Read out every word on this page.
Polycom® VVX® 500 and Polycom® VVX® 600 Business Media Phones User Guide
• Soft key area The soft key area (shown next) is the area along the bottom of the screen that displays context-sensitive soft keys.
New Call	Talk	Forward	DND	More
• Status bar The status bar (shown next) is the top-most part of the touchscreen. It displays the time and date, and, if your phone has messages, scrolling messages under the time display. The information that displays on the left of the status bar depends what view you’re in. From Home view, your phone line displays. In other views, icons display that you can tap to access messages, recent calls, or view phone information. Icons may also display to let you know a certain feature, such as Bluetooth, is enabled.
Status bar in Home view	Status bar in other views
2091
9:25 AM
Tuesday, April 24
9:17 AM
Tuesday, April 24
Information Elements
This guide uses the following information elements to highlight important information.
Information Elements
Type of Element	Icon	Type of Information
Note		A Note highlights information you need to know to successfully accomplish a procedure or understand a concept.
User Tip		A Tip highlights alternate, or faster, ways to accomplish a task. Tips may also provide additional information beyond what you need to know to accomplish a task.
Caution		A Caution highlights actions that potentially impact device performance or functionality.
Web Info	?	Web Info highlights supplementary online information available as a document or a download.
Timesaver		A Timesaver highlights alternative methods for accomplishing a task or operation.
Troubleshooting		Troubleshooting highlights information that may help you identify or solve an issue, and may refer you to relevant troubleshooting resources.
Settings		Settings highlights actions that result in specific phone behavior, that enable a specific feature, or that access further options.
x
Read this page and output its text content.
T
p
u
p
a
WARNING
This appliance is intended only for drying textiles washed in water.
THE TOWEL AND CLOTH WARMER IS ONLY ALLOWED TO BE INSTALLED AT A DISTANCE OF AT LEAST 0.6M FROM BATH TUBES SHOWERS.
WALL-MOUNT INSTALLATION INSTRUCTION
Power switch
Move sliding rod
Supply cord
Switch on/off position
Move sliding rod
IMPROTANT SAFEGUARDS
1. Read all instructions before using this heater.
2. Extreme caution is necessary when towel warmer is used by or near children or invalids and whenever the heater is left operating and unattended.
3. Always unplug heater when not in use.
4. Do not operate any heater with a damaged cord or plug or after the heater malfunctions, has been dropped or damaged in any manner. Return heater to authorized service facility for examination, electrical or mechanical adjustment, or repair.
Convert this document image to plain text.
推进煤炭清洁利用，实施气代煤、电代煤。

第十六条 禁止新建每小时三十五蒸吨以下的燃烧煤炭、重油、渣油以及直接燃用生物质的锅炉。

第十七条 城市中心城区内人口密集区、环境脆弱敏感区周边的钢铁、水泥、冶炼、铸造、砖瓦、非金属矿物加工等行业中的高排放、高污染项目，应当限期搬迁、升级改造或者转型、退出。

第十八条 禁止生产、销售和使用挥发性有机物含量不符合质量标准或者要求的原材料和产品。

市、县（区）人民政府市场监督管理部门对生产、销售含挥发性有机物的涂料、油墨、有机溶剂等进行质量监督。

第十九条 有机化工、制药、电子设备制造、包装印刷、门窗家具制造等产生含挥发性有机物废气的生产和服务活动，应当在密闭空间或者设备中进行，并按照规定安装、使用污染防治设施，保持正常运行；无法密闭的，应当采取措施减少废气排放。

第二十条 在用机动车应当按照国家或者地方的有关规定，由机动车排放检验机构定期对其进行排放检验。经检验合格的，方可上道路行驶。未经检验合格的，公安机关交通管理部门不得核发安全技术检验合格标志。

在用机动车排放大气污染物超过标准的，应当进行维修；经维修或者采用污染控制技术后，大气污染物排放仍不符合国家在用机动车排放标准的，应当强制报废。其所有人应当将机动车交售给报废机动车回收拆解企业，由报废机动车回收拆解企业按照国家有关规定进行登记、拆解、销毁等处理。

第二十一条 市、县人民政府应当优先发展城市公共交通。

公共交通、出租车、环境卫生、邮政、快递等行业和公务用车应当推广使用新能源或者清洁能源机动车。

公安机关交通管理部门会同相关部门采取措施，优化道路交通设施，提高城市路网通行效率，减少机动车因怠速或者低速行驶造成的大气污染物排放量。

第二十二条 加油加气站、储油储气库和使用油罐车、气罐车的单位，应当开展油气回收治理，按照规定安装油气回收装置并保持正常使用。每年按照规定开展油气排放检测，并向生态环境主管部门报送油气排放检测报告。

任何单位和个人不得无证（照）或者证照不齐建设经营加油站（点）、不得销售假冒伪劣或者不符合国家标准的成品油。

____________

Written problem – Scan the entries above. Copy each line that has the string "need".

Exercise answer –
Note		A Note highlights information you need to know to successfully accomplish a procedure or understand a concept.
User Tip		A Tip highlights alternate, or faster, ways to accomplish a task. Tips may also provide additional information beyond what you need to know to accomplish a task.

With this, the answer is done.